§ The exercise: Give the records back in full, exactly as they read.

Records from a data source
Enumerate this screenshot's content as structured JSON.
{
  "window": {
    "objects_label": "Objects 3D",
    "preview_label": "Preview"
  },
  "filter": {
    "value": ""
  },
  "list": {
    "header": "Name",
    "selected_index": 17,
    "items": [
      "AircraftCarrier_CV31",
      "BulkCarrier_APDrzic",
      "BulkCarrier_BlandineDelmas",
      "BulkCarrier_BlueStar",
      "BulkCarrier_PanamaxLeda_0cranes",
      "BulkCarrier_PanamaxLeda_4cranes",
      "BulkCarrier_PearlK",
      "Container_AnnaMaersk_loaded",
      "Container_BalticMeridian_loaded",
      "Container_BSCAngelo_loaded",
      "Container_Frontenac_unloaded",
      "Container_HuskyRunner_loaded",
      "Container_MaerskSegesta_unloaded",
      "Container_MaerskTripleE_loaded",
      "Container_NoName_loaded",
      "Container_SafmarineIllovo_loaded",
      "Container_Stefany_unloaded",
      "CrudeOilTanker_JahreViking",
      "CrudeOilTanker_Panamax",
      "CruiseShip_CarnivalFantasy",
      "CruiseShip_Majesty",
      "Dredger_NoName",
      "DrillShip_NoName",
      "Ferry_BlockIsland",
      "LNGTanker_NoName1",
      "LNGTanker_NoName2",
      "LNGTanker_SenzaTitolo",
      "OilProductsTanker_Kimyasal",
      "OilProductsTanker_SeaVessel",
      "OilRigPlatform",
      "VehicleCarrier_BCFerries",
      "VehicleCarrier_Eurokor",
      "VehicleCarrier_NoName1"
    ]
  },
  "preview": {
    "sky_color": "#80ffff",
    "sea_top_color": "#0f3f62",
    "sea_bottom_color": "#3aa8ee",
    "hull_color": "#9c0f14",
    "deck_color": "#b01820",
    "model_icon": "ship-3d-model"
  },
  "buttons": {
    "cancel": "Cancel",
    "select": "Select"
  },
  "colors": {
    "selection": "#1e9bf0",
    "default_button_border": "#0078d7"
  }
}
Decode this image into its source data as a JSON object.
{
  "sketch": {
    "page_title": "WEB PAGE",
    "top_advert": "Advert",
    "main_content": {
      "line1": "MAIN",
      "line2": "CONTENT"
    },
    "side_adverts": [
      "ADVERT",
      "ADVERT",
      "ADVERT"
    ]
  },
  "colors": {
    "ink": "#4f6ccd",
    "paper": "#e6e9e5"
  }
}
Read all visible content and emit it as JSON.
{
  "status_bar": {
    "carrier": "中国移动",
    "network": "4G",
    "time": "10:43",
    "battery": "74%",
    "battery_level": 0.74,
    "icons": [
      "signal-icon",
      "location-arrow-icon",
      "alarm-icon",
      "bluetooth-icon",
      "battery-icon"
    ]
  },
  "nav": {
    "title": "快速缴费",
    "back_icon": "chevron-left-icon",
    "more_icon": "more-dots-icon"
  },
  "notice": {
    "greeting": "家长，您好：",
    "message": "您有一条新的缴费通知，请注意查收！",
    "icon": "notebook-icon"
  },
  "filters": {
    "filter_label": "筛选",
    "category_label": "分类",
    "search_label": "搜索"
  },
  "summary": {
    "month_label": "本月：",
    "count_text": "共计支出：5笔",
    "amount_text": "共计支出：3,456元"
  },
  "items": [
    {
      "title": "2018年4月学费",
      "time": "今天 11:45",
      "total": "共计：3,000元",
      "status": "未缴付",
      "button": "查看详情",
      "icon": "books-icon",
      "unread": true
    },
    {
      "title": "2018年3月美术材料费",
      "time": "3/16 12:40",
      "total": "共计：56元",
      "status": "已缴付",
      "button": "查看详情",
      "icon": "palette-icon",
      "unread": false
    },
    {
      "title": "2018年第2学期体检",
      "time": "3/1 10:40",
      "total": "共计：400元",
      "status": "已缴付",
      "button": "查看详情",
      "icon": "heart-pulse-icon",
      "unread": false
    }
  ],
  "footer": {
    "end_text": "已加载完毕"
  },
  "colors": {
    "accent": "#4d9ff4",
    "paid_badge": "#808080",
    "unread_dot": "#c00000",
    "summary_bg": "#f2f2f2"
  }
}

§ Answer to the task:
Enumerate this screenshot's content as structured JSON.
{
  "window": {
    "objects_label": "Objects 3D",
    "preview_label": "Preview"
  },
  "filter": {
    "value": ""
  },
  "list": {
    "header": "Name",
    "selected_index": 17,
    "items": [
      "AircraftCarrier_CV31",
      "BulkCarrier_APDrzic",
      "BulkCarrier_BlandineDelmas",
      "BulkCarrier_BlueStar",
      "BulkCarrier_PanamaxLeda_0cranes",
      "BulkCarrier_PanamaxLeda_4cranes",
      "BulkCarrier_PearlK",
      "Container_AnnaMaersk_loaded",
      "Container_BalticMeridian_loaded",
      "Container_BSCAngelo_loaded",
      "Container_Frontenac_unloaded",
      "Container_HuskyRunner_loaded",
      "Container_MaerskSegesta_unloaded",
      "Container_MaerskTripleE_loaded",
      "Container_NoName_loaded",
      "Container_SafmarineIllovo_loaded",
      "Container_Stefany_unloaded",
      "CrudeOilTanker_JahreViking",
      "CrudeOilTanker_Panamax",
      "CruiseShip_CarnivalFantasy",
      "CruiseShip_Majesty",
      "Dredger_NoName",
      "DrillShip_NoName",
      "Ferry_BlockIsland",
      "LNGTanker_NoName1",
      "LNGTanker_NoName2",
      "LNGTanker_SenzaTitolo",
      "OilProductsTanker_Kimyasal",
      "OilProductsTanker_SeaVessel",
      "OilRigPlatform",
      "VehicleCarrier_BCFerries",
      "VehicleCarrier_Eurokor",
      "VehicleCarrier_NoName1"
    ]
  },
  "preview": {
    "sky_color": "#80ffff",
    "sea_top_color": "#0f3f62",
    "sea_bottom_color": "#3aa8ee",
    "hull_color": "#9c0f14",
    "deck_color": "#b01820",
    "model_icon": "ship-3d-model"
  },
  "buttons": {
    "cancel": "Cancel",
    "select": "Select"
  },
  "colors": {
    "selection": "#1e9bf0",
    "default_button_border": "#0078d7"
  }
}
Decode this image into its source data as a JSON object.
{
  "sketch": {
    "page_title": "WEB PAGE",
    "top_advert": "Advert",
    "main_content": {
      "line1": "MAIN",
      "line2": "CONTENT"
    },
    "side_adverts": [
      "ADVERT",
      "ADVERT",
      "ADVERT"
    ]
  },
  "colors": {
    "ink": "#4f6ccd",
    "paper": "#e6e9e5"
  }
}
Read all visible content and emit it as JSON.
{
  "status_bar": {
    "carrier": "中国移动",
    "network": "4G",
    "time": "10:43",
    "battery": "74%",
    "battery_level": 0.74,
    "icons": [
      "signal-icon",
      "location-arrow-icon",
      "alarm-icon",
      "bluetooth-icon",
      "battery-icon"
    ]
  },
  "nav": {
    "title": "快速缴费",
    "back_icon": "chevron-left-icon",
    "more_icon": "more-dots-icon"
  },
  "notice": {
    "greeting": "家长，您好：",
    "message": "您有一条新的缴费通知，请注意查收！",
    "icon": "notebook-icon"
  },
  "filters": {
    "filter_label": "筛选",
    "category_label": "分类",
    "search_label": "搜索"
  },
  "summary": {
    "month_label": "本月：",
    "count_text": "共计支出：5笔",
    "amount_text": "共计支出：3,456元"
  },
  "items": [
    {
      "title": "2018年4月学费",
      "time": "今天 11:45",
      "total": "共计：3,000元",
      "status": "未缴付",
      "button": "查看详情",
      "icon": "books-icon",
      "unread": true
    },
    {
      "title": "2018年3月美术材料费",
      "time": "3/16 12:40",
      "total": "共计：56元",
      "status": "已缴付",
      "button": "查看详情",
      "icon": "palette-icon",
      "unread": false
    },
    {
      "title": "2018年第2学期体检",
      "time": "3/1 10:40",
      "total": "共计：400元",
      "status": "已缴付",
      "button": "查看详情",
      "icon": "heart-pulse-icon",
      "unread": false
    }
  ],
  "footer": {
    "end_text": "已加载完毕"
  },
  "colors": {
    "accent": "#4d9ff4",
    "paid_badge": "#808080",
    "unread_dot": "#c00000",
    "summary_bg": "#f2f2f2"
  }
}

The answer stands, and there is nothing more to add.